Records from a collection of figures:
■ ■ ■ ■ ■ ■ ■

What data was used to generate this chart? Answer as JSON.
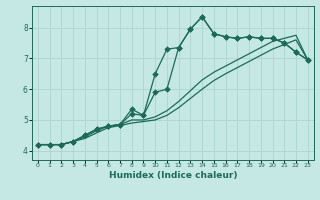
{
  "title": "",
  "xlabel": "Humidex (Indice chaleur)",
  "xlim": [
    -0.5,
    23.5
  ],
  "ylim": [
    3.7,
    8.7
  ],
  "xticks": [
    0,
    1,
    2,
    3,
    4,
    5,
    6,
    7,
    8,
    9,
    10,
    11,
    12,
    13,
    14,
    15,
    16,
    17,
    18,
    19,
    20,
    21,
    22,
    23
  ],
  "yticks": [
    4,
    5,
    6,
    7,
    8
  ],
  "bg_color": "#c5e8e5",
  "grid_color": "#aed4d0",
  "line_color": "#1a6b5a",
  "series_with_markers": [
    [
      4.2,
      4.2,
      4.2,
      4.3,
      4.5,
      4.7,
      4.8,
      4.85,
      5.2,
      5.15,
      6.5,
      7.3,
      7.35,
      7.95,
      8.35,
      7.8,
      7.7,
      7.65,
      7.7,
      7.65,
      7.65,
      7.5,
      7.2,
      6.95
    ],
    [
      4.2,
      4.2,
      4.2,
      4.3,
      4.5,
      4.7,
      4.8,
      4.85,
      5.35,
      5.15,
      5.9,
      6.0,
      7.35,
      7.95,
      8.35,
      7.8,
      7.7,
      7.65,
      7.7,
      7.65,
      7.65,
      7.5,
      7.2,
      6.95
    ]
  ],
  "series_plain": [
    [
      4.2,
      4.2,
      4.2,
      4.3,
      4.45,
      4.65,
      4.8,
      4.85,
      5.0,
      5.0,
      5.1,
      5.3,
      5.6,
      5.95,
      6.3,
      6.55,
      6.75,
      6.95,
      7.15,
      7.35,
      7.55,
      7.65,
      7.75,
      6.95
    ],
    [
      4.2,
      4.2,
      4.2,
      4.3,
      4.4,
      4.58,
      4.75,
      4.82,
      4.9,
      4.95,
      5.0,
      5.15,
      5.4,
      5.7,
      6.0,
      6.28,
      6.5,
      6.7,
      6.9,
      7.1,
      7.3,
      7.45,
      7.6,
      6.95
    ]
  ],
  "marker": "D",
  "marker_size": 2.8,
  "line_width": 0.9
}
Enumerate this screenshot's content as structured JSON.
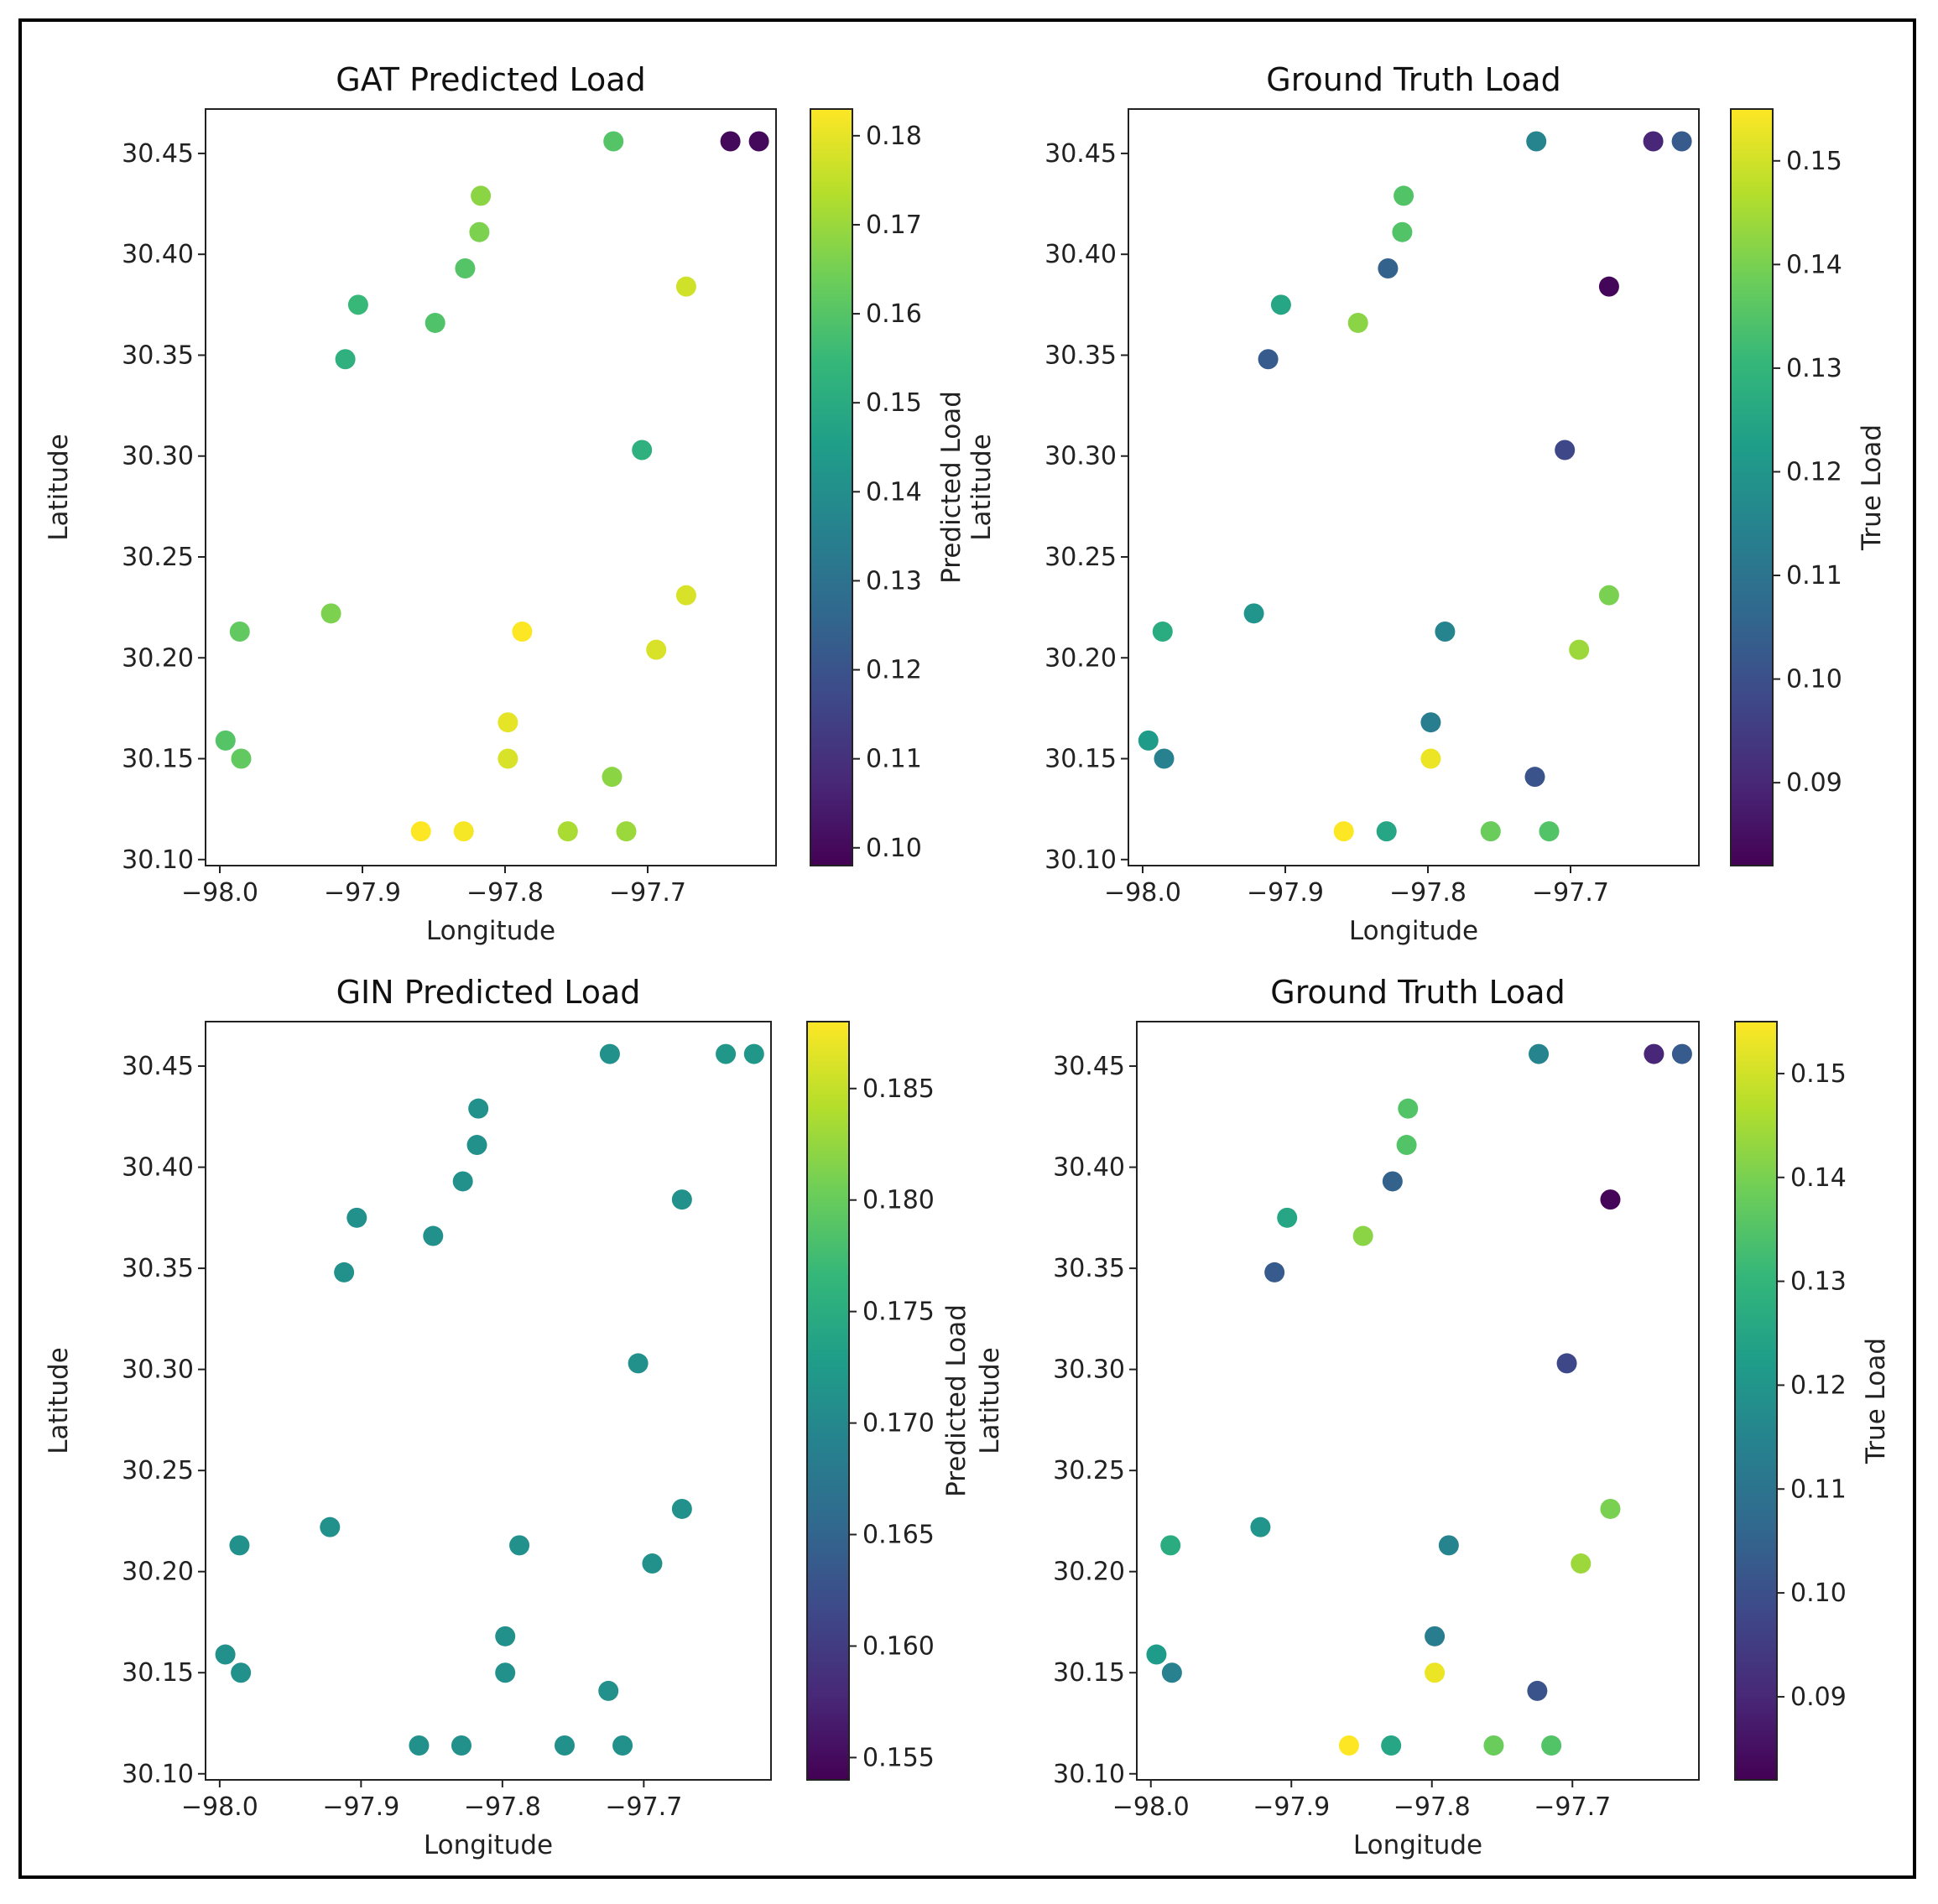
{
  "colormap_stops": [
    "#440154",
    "#482878",
    "#3e4989",
    "#31688e",
    "#26828e",
    "#1f9e89",
    "#35b779",
    "#6ece58",
    "#b5de2b",
    "#fde725"
  ],
  "chart_data": [
    {
      "type": "scatter",
      "title": "GAT Predicted Load",
      "xlabel": "Longitude",
      "ylabel": "Latitude",
      "xlim": [
        -98.01,
        -97.61
      ],
      "ylim": [
        30.097,
        30.472
      ],
      "xticks": [
        -98.0,
        -97.9,
        -97.8,
        -97.7
      ],
      "xtick_labels": [
        "−98.0",
        "−97.9",
        "−97.8",
        "−97.7"
      ],
      "yticks": [
        30.1,
        30.15,
        30.2,
        30.25,
        30.3,
        30.35,
        30.4,
        30.45
      ],
      "ytick_labels": [
        "30.10",
        "30.15",
        "30.20",
        "30.25",
        "30.30",
        "30.35",
        "30.40",
        "30.45"
      ],
      "colorbar": {
        "label": "Predicted Load",
        "range": [
          0.098,
          0.183
        ],
        "ticks": [
          0.1,
          0.11,
          0.12,
          0.13,
          0.14,
          0.15,
          0.16,
          0.17,
          0.18
        ],
        "tick_labels": [
          "0.10",
          "0.11",
          "0.12",
          "0.13",
          "0.14",
          "0.15",
          "0.16",
          "0.17",
          "0.18"
        ]
      },
      "points": [
        {
          "x": -97.724,
          "y": 30.456,
          "c": 0.16
        },
        {
          "x": -97.642,
          "y": 30.456,
          "c": 0.1
        },
        {
          "x": -97.622,
          "y": 30.456,
          "c": 0.1
        },
        {
          "x": -97.817,
          "y": 30.429,
          "c": 0.168
        },
        {
          "x": -97.818,
          "y": 30.411,
          "c": 0.166
        },
        {
          "x": -97.828,
          "y": 30.393,
          "c": 0.16
        },
        {
          "x": -97.673,
          "y": 30.384,
          "c": 0.177
        },
        {
          "x": -97.903,
          "y": 30.375,
          "c": 0.155
        },
        {
          "x": -97.849,
          "y": 30.366,
          "c": 0.159
        },
        {
          "x": -97.912,
          "y": 30.348,
          "c": 0.152
        },
        {
          "x": -97.704,
          "y": 30.303,
          "c": 0.152
        },
        {
          "x": -97.922,
          "y": 30.222,
          "c": 0.166
        },
        {
          "x": -97.673,
          "y": 30.231,
          "c": 0.178
        },
        {
          "x": -97.986,
          "y": 30.213,
          "c": 0.162
        },
        {
          "x": -97.788,
          "y": 30.213,
          "c": 0.183
        },
        {
          "x": -97.694,
          "y": 30.204,
          "c": 0.178
        },
        {
          "x": -97.798,
          "y": 30.168,
          "c": 0.18
        },
        {
          "x": -97.996,
          "y": 30.159,
          "c": 0.16
        },
        {
          "x": -97.985,
          "y": 30.15,
          "c": 0.162
        },
        {
          "x": -97.798,
          "y": 30.15,
          "c": 0.178
        },
        {
          "x": -97.725,
          "y": 30.141,
          "c": 0.168
        },
        {
          "x": -97.859,
          "y": 30.114,
          "c": 0.183
        },
        {
          "x": -97.829,
          "y": 30.114,
          "c": 0.182
        },
        {
          "x": -97.756,
          "y": 30.114,
          "c": 0.172
        },
        {
          "x": -97.715,
          "y": 30.114,
          "c": 0.17
        }
      ]
    },
    {
      "type": "scatter",
      "title": "Ground Truth Load",
      "xlabel": "Longitude",
      "ylabel": "Latitude",
      "xlim": [
        -98.01,
        -97.61
      ],
      "ylim": [
        30.097,
        30.472
      ],
      "xticks": [
        -98.0,
        -97.9,
        -97.8,
        -97.7
      ],
      "xtick_labels": [
        "−98.0",
        "−97.9",
        "−97.8",
        "−97.7"
      ],
      "yticks": [
        30.1,
        30.15,
        30.2,
        30.25,
        30.3,
        30.35,
        30.4,
        30.45
      ],
      "ytick_labels": [
        "30.10",
        "30.15",
        "30.20",
        "30.25",
        "30.30",
        "30.35",
        "30.40",
        "30.45"
      ],
      "colorbar": {
        "label": "True Load",
        "range": [
          0.082,
          0.155
        ],
        "ticks": [
          0.09,
          0.1,
          0.11,
          0.12,
          0.13,
          0.14,
          0.15
        ],
        "tick_labels": [
          "0.09",
          "0.10",
          "0.11",
          "0.12",
          "0.13",
          "0.14",
          "0.15"
        ]
      },
      "points": [
        {
          "x": -97.724,
          "y": 30.456,
          "c": 0.115
        },
        {
          "x": -97.642,
          "y": 30.456,
          "c": 0.09
        },
        {
          "x": -97.622,
          "y": 30.456,
          "c": 0.103
        },
        {
          "x": -97.817,
          "y": 30.429,
          "c": 0.135
        },
        {
          "x": -97.818,
          "y": 30.411,
          "c": 0.135
        },
        {
          "x": -97.828,
          "y": 30.393,
          "c": 0.105
        },
        {
          "x": -97.673,
          "y": 30.384,
          "c": 0.083
        },
        {
          "x": -97.903,
          "y": 30.375,
          "c": 0.125
        },
        {
          "x": -97.849,
          "y": 30.366,
          "c": 0.142
        },
        {
          "x": -97.912,
          "y": 30.348,
          "c": 0.103
        },
        {
          "x": -97.704,
          "y": 30.303,
          "c": 0.098
        },
        {
          "x": -97.922,
          "y": 30.222,
          "c": 0.12
        },
        {
          "x": -97.673,
          "y": 30.231,
          "c": 0.14
        },
        {
          "x": -97.986,
          "y": 30.213,
          "c": 0.127
        },
        {
          "x": -97.788,
          "y": 30.213,
          "c": 0.115
        },
        {
          "x": -97.694,
          "y": 30.204,
          "c": 0.144
        },
        {
          "x": -97.798,
          "y": 30.168,
          "c": 0.113
        },
        {
          "x": -97.996,
          "y": 30.159,
          "c": 0.122
        },
        {
          "x": -97.985,
          "y": 30.15,
          "c": 0.114
        },
        {
          "x": -97.798,
          "y": 30.15,
          "c": 0.153
        },
        {
          "x": -97.725,
          "y": 30.141,
          "c": 0.101
        },
        {
          "x": -97.859,
          "y": 30.114,
          "c": 0.155
        },
        {
          "x": -97.829,
          "y": 30.114,
          "c": 0.125
        },
        {
          "x": -97.756,
          "y": 30.114,
          "c": 0.138
        },
        {
          "x": -97.715,
          "y": 30.114,
          "c": 0.135
        }
      ]
    },
    {
      "type": "scatter",
      "title": "GIN Predicted Load",
      "xlabel": "Longitude",
      "ylabel": "Latitude",
      "xlim": [
        -98.01,
        -97.61
      ],
      "ylim": [
        30.097,
        30.472
      ],
      "xticks": [
        -98.0,
        -97.9,
        -97.8,
        -97.7
      ],
      "xtick_labels": [
        "−98.0",
        "−97.9",
        "−97.8",
        "−97.7"
      ],
      "yticks": [
        30.1,
        30.15,
        30.2,
        30.25,
        30.3,
        30.35,
        30.4,
        30.45
      ],
      "ytick_labels": [
        "30.10",
        "30.15",
        "30.20",
        "30.25",
        "30.30",
        "30.35",
        "30.40",
        "30.45"
      ],
      "colorbar": {
        "label": "Predicted Load",
        "range": [
          0.154,
          0.188
        ],
        "ticks": [
          0.155,
          0.16,
          0.165,
          0.17,
          0.175,
          0.18,
          0.185
        ],
        "tick_labels": [
          "0.155",
          "0.160",
          "0.165",
          "0.170",
          "0.175",
          "0.180",
          "0.185"
        ]
      },
      "points": [
        {
          "x": -97.724,
          "y": 30.456,
          "c": 0.171
        },
        {
          "x": -97.642,
          "y": 30.456,
          "c": 0.172
        },
        {
          "x": -97.622,
          "y": 30.456,
          "c": 0.172
        },
        {
          "x": -97.817,
          "y": 30.429,
          "c": 0.171
        },
        {
          "x": -97.818,
          "y": 30.411,
          "c": 0.171
        },
        {
          "x": -97.828,
          "y": 30.393,
          "c": 0.171
        },
        {
          "x": -97.673,
          "y": 30.384,
          "c": 0.171
        },
        {
          "x": -97.903,
          "y": 30.375,
          "c": 0.171
        },
        {
          "x": -97.849,
          "y": 30.366,
          "c": 0.171
        },
        {
          "x": -97.912,
          "y": 30.348,
          "c": 0.171
        },
        {
          "x": -97.704,
          "y": 30.303,
          "c": 0.171
        },
        {
          "x": -97.922,
          "y": 30.222,
          "c": 0.171
        },
        {
          "x": -97.673,
          "y": 30.231,
          "c": 0.171
        },
        {
          "x": -97.986,
          "y": 30.213,
          "c": 0.171
        },
        {
          "x": -97.788,
          "y": 30.213,
          "c": 0.171
        },
        {
          "x": -97.694,
          "y": 30.204,
          "c": 0.171
        },
        {
          "x": -97.798,
          "y": 30.168,
          "c": 0.171
        },
        {
          "x": -97.996,
          "y": 30.159,
          "c": 0.171
        },
        {
          "x": -97.985,
          "y": 30.15,
          "c": 0.171
        },
        {
          "x": -97.798,
          "y": 30.15,
          "c": 0.171
        },
        {
          "x": -97.725,
          "y": 30.141,
          "c": 0.171
        },
        {
          "x": -97.859,
          "y": 30.114,
          "c": 0.171
        },
        {
          "x": -97.829,
          "y": 30.114,
          "c": 0.171
        },
        {
          "x": -97.756,
          "y": 30.114,
          "c": 0.171
        },
        {
          "x": -97.715,
          "y": 30.114,
          "c": 0.171
        }
      ]
    },
    {
      "type": "scatter",
      "title": "Ground Truth Load",
      "xlabel": "Longitude",
      "ylabel": "Latitude",
      "xlim": [
        -98.01,
        -97.61
      ],
      "ylim": [
        30.097,
        30.472
      ],
      "xticks": [
        -98.0,
        -97.9,
        -97.8,
        -97.7
      ],
      "xtick_labels": [
        "−98.0",
        "−97.9",
        "−97.8",
        "−97.7"
      ],
      "yticks": [
        30.1,
        30.15,
        30.2,
        30.25,
        30.3,
        30.35,
        30.4,
        30.45
      ],
      "ytick_labels": [
        "30.10",
        "30.15",
        "30.20",
        "30.25",
        "30.30",
        "30.35",
        "30.40",
        "30.45"
      ],
      "colorbar": {
        "label": "True Load",
        "range": [
          0.082,
          0.155
        ],
        "ticks": [
          0.09,
          0.1,
          0.11,
          0.12,
          0.13,
          0.14,
          0.15
        ],
        "tick_labels": [
          "0.09",
          "0.10",
          "0.11",
          "0.12",
          "0.13",
          "0.14",
          "0.15"
        ]
      },
      "points": [
        {
          "x": -97.724,
          "y": 30.456,
          "c": 0.115
        },
        {
          "x": -97.642,
          "y": 30.456,
          "c": 0.09
        },
        {
          "x": -97.622,
          "y": 30.456,
          "c": 0.103
        },
        {
          "x": -97.817,
          "y": 30.429,
          "c": 0.135
        },
        {
          "x": -97.818,
          "y": 30.411,
          "c": 0.135
        },
        {
          "x": -97.828,
          "y": 30.393,
          "c": 0.105
        },
        {
          "x": -97.673,
          "y": 30.384,
          "c": 0.083
        },
        {
          "x": -97.903,
          "y": 30.375,
          "c": 0.125
        },
        {
          "x": -97.849,
          "y": 30.366,
          "c": 0.142
        },
        {
          "x": -97.912,
          "y": 30.348,
          "c": 0.103
        },
        {
          "x": -97.704,
          "y": 30.303,
          "c": 0.098
        },
        {
          "x": -97.922,
          "y": 30.222,
          "c": 0.12
        },
        {
          "x": -97.673,
          "y": 30.231,
          "c": 0.14
        },
        {
          "x": -97.986,
          "y": 30.213,
          "c": 0.127
        },
        {
          "x": -97.788,
          "y": 30.213,
          "c": 0.115
        },
        {
          "x": -97.694,
          "y": 30.204,
          "c": 0.144
        },
        {
          "x": -97.798,
          "y": 30.168,
          "c": 0.113
        },
        {
          "x": -97.996,
          "y": 30.159,
          "c": 0.122
        },
        {
          "x": -97.985,
          "y": 30.15,
          "c": 0.114
        },
        {
          "x": -97.798,
          "y": 30.15,
          "c": 0.153
        },
        {
          "x": -97.725,
          "y": 30.141,
          "c": 0.101
        },
        {
          "x": -97.859,
          "y": 30.114,
          "c": 0.155
        },
        {
          "x": -97.829,
          "y": 30.114,
          "c": 0.125
        },
        {
          "x": -97.756,
          "y": 30.114,
          "c": 0.138
        },
        {
          "x": -97.715,
          "y": 30.114,
          "c": 0.135
        }
      ]
    }
  ]
}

■ ■ ■ ■ ■ ■ ■

Goal: Count the lines in the entries above that include the string "Predicted", then give only that figure.

Correct output: 4